__EXERCISE DIRECTIONS__.
Gather from the material every line that contains the string "coding".

(Stored entries)

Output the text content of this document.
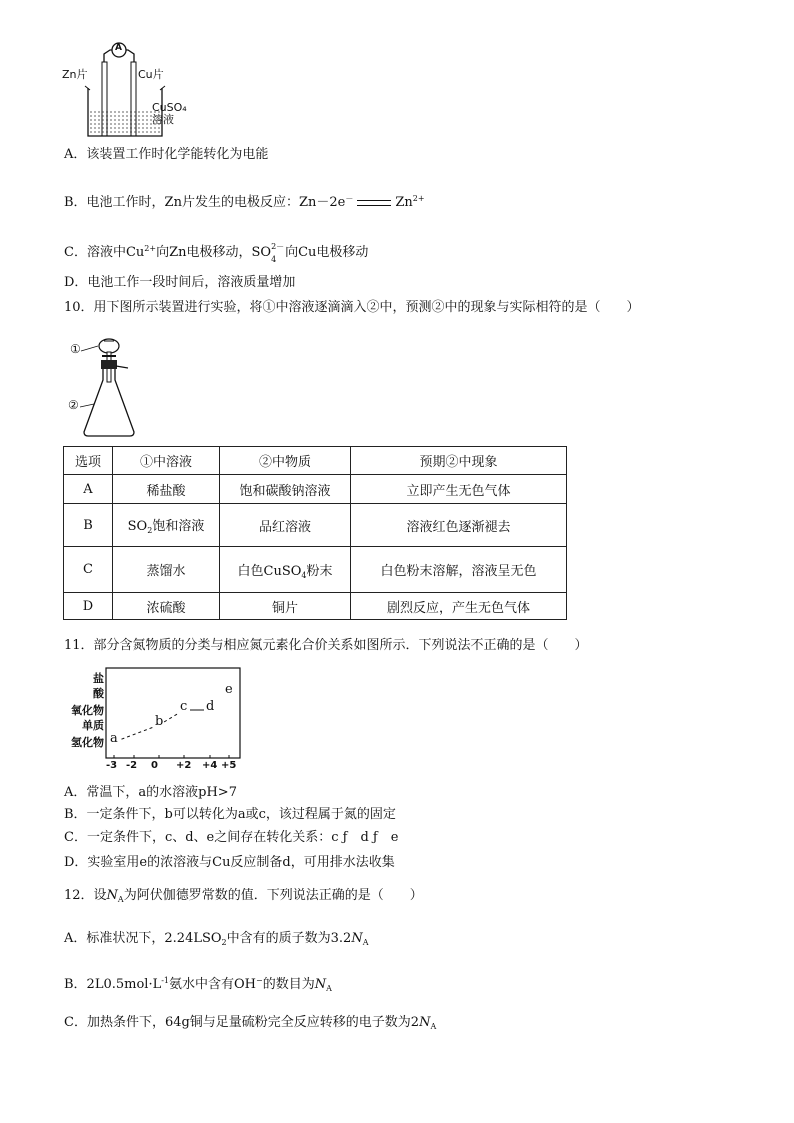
A
Zn片	Cu片
CuSO₄
溶液
A．该装置工作时化学能转化为电能
B．电池工作时，Zn片发生的电极反应：Zn－2e－	$Zn^{2+}$
C．溶液中$Cu^{2+}$向Zn电极移动，SO 2－
4 向Cu电极移动
D．电池工作一段时间后，溶液质量增加
10．用下图所示装置进行实验，将①中溶液逐滴滴入②中，预测②中的现象与实际相符的是（　　）
①
②
选项	①中溶液	②中物质	预期②中现象
A	稀盐酸	饱和碳酸钠溶液	立即产生无色气体
B	$SO_2$饱和溶液	品红溶液	溶液红色逐渐褪去
C	蒸馏水	白色CuSO$_4$粉末	白色粉末溶解，溶液呈无色
D	浓硫酸	铜片	剧烈反应，产生无色气体
11．部分含氮物质的分类与相应氮元素化合价关系如图所示．下列说法不正确的是（　　）
盐
酸
氧化物
单质
氢化物
-3 -2 0 +2 +4 +5
a
b
c d
e
A．常温下，a的水溶液pH>7
B．一定条件下，b可以转化为a或c，该过程属于氮的固定
C．一定条件下，c、d、e之间存在转化关系：c ƒ　d ƒ　e
D．实验室用e的浓溶液与Cu反应制备d，可用排水法收集
12．设$N_A$为阿伏伽德罗常数的值．下列说法正确的是（　　）
A．标准状况下，$2.24LSO_2$中含有的质子数为$3.2N_A$
B．$2L0.5mol\cdot L^{-1}$氨水中含有OH−的数目为$N_A$
C．加热条件下，64g铜与足量硫粉完全反应转移的电子数为$2N_A$
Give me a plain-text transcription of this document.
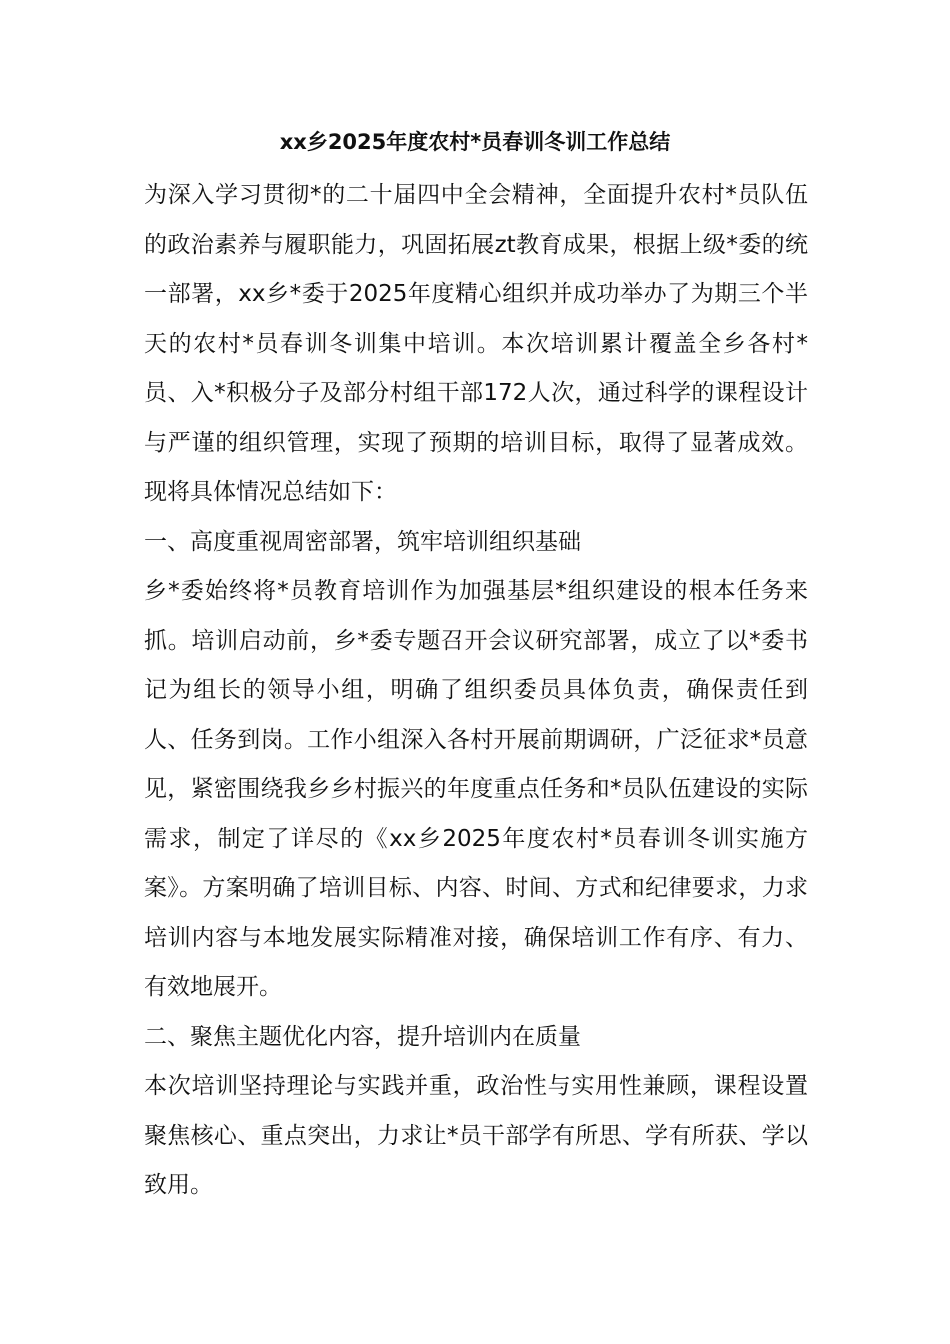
xx乡2025年度农村*员春训冬训工作总结

为深入学习贯彻*的二十届四中全会精神，全面提升农村*员队伍的政治素养与履职能力，巩固拓展zt教育成果，根据上级*委的统一部署，xx乡*委于2025年度精心组织并成功举办了为期三个半天的农村*员春训冬训集中培训。本次培训累计覆盖全乡各村*员、入*积极分子及部分村组干部172人次，通过科学的课程设计与严谨的组织管理，实现了预期的培训目标，取得了显著成效。现将具体情况总结如下：

一、高度重视周密部署，筑牢培训组织基础

乡*委始终将*员教育培训作为加强基层*组织建设的根本任务来抓。培训启动前，乡*委专题召开会议研究部署，成立了以*委书记为组长的领导小组，明确了组织委员具体负责，确保责任到人、任务到岗。工作小组深入各村开展前期调研，广泛征求*员意见，紧密围绕我乡乡村振兴的年度重点任务和*员队伍建设的实际需求，制定了详尽的《xx乡2025年度农村*员春训冬训实施方案》。方案明确了培训目标、内容、时间、方式和纪律要求，力求培训内容与本地发展实际精准对接，确保培训工作有序、有力、有效地展开。

二、聚焦主题优化内容，提升培训内在质量

本次培训坚持理论与实践并重，政治性与实用性兼顾，课程设置聚焦核心、重点突出，力求让*员干部学有所思、学有所获、学以致用。
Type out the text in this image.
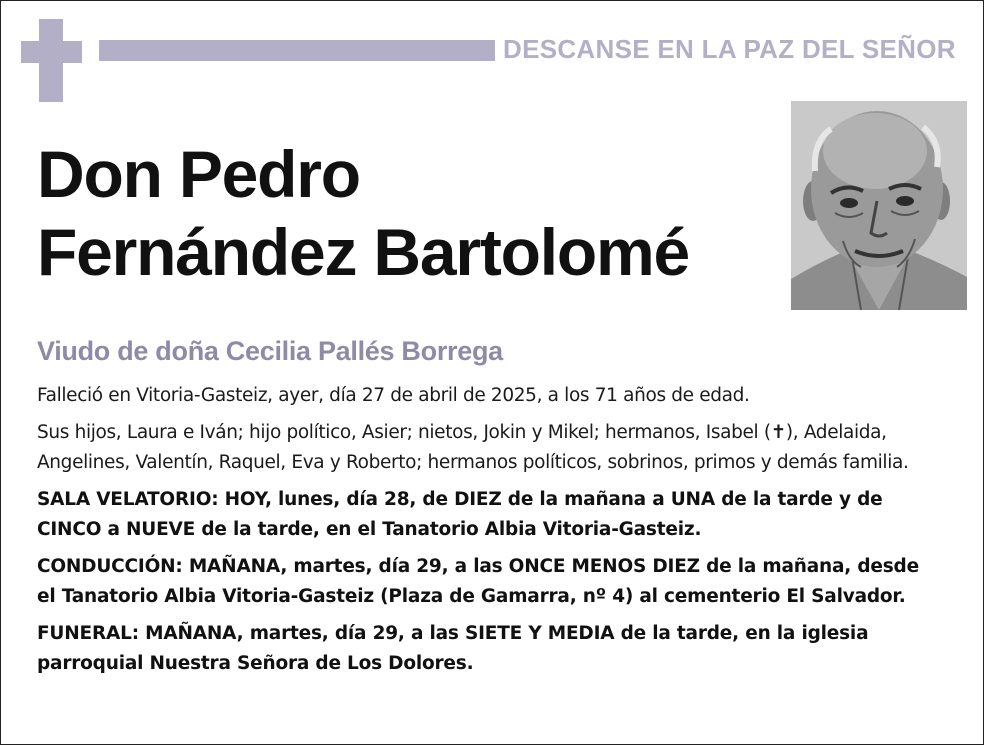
DESCANSE EN LA PAZ DEL SEÑOR
Don Pedro
Fernández Bartolomé
Viudo de doña Cecilia Pallés Borrega

Falleció en Vitoria-Gasteiz, ayer, día 27 de abril de 2025, a los 71 años de edad.

Sus hijos, Laura e Iván; hijo político, Asier; nietos, Jokin y Mikel; hermanos, Isabel (✝), Adelaida, Angelines, Valentín, Raquel, Eva y Roberto; hermanos políticos, sobrinos, primos y demás familia.

SALA VELATORIO: HOY, lunes, día 28, de DIEZ de la mañana a UNA de la tarde y de CINCO a NUEVE de la tarde, en el Tanatorio Albia Vitoria-Gasteiz.

CONDUCCIÓN: MAÑANA, martes, día 29, a las ONCE MENOS DIEZ de la mañana, desde el Tanatorio Albia Vitoria-Gasteiz (Plaza de Gamarra, nº 4) al cementerio El Salvador.

FUNERAL: MAÑANA, martes, día 29, a las SIETE Y MEDIA de la tarde, en la iglesia parroquial Nuestra Señora de Los Dolores.
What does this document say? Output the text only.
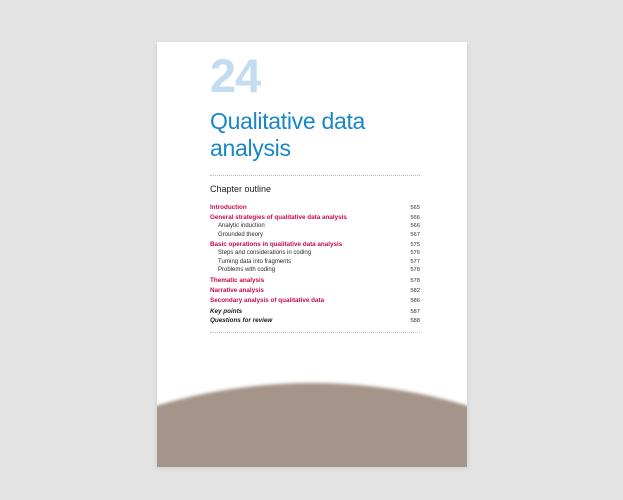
24
Qualitative data analysis
Chapter outline
Introduction	565
General strategies of qualitative data analysis	566
Analytic induction	566
Grounded theory	567
Basic operations in qualitative data analysis	575
Steps and considerations in coding	576
Turning data into fragments	577
Problems with coding	578
Thematic analysis	578
Narrative analysis	582
Secondary analysis of qualitative data	586
Key points	587
Questions for review	588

__EXPECTED OUTPUT__.
Steps and considerations in coding	576
Problems with coding	578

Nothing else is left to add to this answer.